** BEGIN Available data **

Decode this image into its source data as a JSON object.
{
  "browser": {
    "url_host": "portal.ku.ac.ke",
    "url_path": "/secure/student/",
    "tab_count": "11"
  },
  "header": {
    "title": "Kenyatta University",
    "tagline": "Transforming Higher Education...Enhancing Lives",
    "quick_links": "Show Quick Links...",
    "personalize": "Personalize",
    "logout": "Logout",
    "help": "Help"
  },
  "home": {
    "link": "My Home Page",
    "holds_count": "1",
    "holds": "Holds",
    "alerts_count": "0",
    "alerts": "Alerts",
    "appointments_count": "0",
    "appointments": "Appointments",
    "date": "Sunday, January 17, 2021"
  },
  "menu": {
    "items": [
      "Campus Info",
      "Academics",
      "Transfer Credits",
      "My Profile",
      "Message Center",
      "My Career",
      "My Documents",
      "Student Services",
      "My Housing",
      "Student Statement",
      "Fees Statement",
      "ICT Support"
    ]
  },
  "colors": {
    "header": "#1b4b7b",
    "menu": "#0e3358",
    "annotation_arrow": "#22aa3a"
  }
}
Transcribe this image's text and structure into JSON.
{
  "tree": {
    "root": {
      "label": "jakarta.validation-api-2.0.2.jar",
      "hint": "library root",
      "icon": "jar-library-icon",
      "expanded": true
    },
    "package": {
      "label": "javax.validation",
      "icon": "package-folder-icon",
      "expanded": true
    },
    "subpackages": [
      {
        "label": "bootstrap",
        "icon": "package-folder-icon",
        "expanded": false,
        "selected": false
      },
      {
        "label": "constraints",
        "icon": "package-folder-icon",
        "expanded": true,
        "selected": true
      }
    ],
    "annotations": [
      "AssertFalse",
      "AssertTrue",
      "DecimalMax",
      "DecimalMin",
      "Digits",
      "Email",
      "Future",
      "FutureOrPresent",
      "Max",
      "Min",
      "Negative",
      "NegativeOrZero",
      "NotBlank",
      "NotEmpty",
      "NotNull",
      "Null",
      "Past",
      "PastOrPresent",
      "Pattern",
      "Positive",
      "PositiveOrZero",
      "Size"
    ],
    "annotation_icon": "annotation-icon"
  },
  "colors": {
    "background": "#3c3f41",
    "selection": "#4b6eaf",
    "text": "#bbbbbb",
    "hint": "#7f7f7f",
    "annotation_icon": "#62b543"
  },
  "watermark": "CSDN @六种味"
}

** END Available data **

→ **Direction**:
Look above for every line with the word "image" and copy it.

→ **Result**:
Decode this image into its source data as a JSON object.
Transcribe this image's text and structure into JSON.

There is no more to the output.